--- Problem requirements ---
Extract every line that contains the word "response".
--- START Extracted information ---
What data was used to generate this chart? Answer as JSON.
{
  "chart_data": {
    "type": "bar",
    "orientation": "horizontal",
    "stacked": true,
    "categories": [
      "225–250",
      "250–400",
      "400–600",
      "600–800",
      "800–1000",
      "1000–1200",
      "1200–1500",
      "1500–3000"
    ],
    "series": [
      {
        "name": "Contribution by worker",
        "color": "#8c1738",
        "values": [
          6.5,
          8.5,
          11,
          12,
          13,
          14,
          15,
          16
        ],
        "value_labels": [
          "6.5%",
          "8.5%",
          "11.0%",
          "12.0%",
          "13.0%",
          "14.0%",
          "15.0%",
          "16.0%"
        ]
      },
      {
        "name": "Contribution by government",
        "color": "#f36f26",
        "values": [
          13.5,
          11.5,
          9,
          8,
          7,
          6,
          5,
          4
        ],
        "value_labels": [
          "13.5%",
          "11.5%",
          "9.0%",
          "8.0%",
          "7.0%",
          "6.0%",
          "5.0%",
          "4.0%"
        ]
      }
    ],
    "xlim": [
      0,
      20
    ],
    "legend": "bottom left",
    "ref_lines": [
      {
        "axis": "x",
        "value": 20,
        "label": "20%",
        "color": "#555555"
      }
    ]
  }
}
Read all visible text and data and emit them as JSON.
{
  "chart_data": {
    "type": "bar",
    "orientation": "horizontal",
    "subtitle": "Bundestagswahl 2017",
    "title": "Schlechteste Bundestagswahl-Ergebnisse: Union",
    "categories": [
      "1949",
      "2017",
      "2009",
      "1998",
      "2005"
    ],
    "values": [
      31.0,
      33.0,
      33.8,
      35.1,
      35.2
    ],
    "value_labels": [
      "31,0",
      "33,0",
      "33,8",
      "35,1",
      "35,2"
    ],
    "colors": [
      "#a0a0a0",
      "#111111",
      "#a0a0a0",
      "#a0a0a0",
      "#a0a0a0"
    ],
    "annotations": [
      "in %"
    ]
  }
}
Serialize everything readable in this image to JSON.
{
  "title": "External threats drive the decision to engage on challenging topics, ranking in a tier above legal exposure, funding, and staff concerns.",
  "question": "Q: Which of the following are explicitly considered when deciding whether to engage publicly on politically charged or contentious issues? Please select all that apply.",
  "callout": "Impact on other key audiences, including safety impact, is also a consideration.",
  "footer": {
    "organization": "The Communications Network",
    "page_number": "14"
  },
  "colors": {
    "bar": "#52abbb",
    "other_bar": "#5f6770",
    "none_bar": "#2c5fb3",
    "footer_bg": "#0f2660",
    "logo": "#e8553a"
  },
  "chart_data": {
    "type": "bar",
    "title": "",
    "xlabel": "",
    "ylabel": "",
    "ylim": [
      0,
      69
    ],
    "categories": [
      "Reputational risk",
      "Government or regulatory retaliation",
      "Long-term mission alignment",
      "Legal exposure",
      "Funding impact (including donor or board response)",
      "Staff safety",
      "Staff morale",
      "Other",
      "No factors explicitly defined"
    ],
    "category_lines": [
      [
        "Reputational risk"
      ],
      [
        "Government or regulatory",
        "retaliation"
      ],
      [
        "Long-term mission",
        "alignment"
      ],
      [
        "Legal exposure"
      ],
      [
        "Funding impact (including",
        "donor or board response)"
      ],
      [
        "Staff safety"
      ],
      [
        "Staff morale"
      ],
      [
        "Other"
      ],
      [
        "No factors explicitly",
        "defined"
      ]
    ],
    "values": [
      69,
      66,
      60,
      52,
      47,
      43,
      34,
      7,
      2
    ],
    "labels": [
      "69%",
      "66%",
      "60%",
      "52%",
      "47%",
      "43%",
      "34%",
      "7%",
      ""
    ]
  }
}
--- END Extracted information ---
--- Task solution ---
      "Funding impact (including donor or board response)",
        "donor or board response)"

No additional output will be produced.